## BEGIN
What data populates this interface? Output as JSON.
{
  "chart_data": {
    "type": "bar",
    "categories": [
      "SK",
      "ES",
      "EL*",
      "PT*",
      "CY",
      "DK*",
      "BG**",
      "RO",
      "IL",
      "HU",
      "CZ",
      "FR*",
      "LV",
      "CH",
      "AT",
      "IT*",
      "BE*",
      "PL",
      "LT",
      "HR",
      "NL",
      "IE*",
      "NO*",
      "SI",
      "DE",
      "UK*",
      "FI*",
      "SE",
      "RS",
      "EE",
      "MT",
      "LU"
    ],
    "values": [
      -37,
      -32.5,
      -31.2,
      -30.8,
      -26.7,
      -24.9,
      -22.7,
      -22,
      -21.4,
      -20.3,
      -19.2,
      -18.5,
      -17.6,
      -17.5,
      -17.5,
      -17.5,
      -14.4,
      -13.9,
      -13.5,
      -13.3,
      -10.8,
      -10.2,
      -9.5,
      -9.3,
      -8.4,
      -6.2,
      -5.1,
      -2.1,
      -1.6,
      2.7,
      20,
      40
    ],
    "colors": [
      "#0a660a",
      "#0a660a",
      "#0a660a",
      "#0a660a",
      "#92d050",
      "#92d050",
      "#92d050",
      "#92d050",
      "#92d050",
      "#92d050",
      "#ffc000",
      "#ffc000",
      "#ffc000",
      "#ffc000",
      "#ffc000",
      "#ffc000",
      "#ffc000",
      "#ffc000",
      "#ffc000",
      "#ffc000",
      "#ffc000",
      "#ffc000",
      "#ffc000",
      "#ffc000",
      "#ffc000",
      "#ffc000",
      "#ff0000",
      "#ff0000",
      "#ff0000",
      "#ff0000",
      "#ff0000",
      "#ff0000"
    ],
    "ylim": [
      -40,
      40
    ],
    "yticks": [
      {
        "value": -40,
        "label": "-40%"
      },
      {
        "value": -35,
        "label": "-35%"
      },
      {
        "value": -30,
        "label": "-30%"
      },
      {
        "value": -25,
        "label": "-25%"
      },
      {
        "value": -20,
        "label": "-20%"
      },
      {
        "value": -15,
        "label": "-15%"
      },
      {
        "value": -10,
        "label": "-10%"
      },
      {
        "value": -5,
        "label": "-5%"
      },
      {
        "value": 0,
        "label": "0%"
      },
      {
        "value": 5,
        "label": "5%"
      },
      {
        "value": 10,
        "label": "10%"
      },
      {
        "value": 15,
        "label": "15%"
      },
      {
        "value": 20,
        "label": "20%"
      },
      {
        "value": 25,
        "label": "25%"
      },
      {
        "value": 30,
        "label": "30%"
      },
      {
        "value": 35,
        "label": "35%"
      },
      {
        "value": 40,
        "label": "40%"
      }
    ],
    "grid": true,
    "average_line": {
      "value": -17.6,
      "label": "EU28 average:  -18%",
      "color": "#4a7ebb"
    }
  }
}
## END
== EXERCISE ==
Emit the records above again, exactly, with no line skipped.

== CORRECT RESULT ==
What data populates this interface? Output as JSON.
{
  "chart_data": {
    "type": "bar",
    "categories": [
      "SK",
      "ES",
      "EL*",
      "PT*",
      "CY",
      "DK*",
      "BG**",
      "RO",
      "IL",
      "HU",
      "CZ",
      "FR*",
      "LV",
      "CH",
      "AT",
      "IT*",
      "BE*",
      "PL",
      "LT",
      "HR",
      "NL",
      "IE*",
      "NO*",
      "SI",
      "DE",
      "UK*",
      "FI*",
      "SE",
      "RS",
      "EE",
      "MT",
      "LU"
    ],
    "values": [
      -37,
      -32.5,
      -31.2,
      -30.8,
      -26.7,
      -24.9,
      -22.7,
      -22,
      -21.4,
      -20.3,
      -19.2,
      -18.5,
      -17.6,
      -17.5,
      -17.5,
      -17.5,
      -14.4,
      -13.9,
      -13.5,
      -13.3,
      -10.8,
      -10.2,
      -9.5,
      -9.3,
      -8.4,
      -6.2,
      -5.1,
      -2.1,
      -1.6,
      2.7,
      20,
      40
    ],
    "colors": [
      "#0a660a",
      "#0a660a",
      "#0a660a",
      "#0a660a",
      "#92d050",
      "#92d050",
      "#92d050",
      "#92d050",
      "#92d050",
      "#92d050",
      "#ffc000",
      "#ffc000",
      "#ffc000",
      "#ffc000",
      "#ffc000",
      "#ffc000",
      "#ffc000",
      "#ffc000",
      "#ffc000",
      "#ffc000",
      "#ffc000",
      "#ffc000",
      "#ffc000",
      "#ffc000",
      "#ffc000",
      "#ffc000",
      "#ff0000",
      "#ff0000",
      "#ff0000",
      "#ff0000",
      "#ff0000",
      "#ff0000"
    ],
    "ylim": [
      -40,
      40
    ],
    "yticks": [
      {
        "value": -40,
        "label": "-40%"
      },
      {
        "value": -35,
        "label": "-35%"
      },
      {
        "value": -30,
        "label": "-30%"
      },
      {
        "value": -25,
        "label": "-25%"
      },
      {
        "value": -20,
        "label": "-20%"
      },
      {
        "value": -15,
        "label": "-15%"
      },
      {
        "value": -10,
        "label": "-10%"
      },
      {
        "value": -5,
        "label": "-5%"
      },
      {
        "value": 0,
        "label": "0%"
      },
      {
        "value": 5,
        "label": "5%"
      },
      {
        "value": 10,
        "label": "10%"
      },
      {
        "value": 15,
        "label": "15%"
      },
      {
        "value": 20,
        "label": "20%"
      },
      {
        "value": 25,
        "label": "25%"
      },
      {
        "value": 30,
        "label": "30%"
      },
      {
        "value": 35,
        "label": "35%"
      },
      {
        "value": 40,
        "label": "40%"
      }
    ],
    "grid": true,
    "average_line": {
      "value": -17.6,
      "label": "EU28 average:  -18%",
      "color": "#4a7ebb"
    }
  }
}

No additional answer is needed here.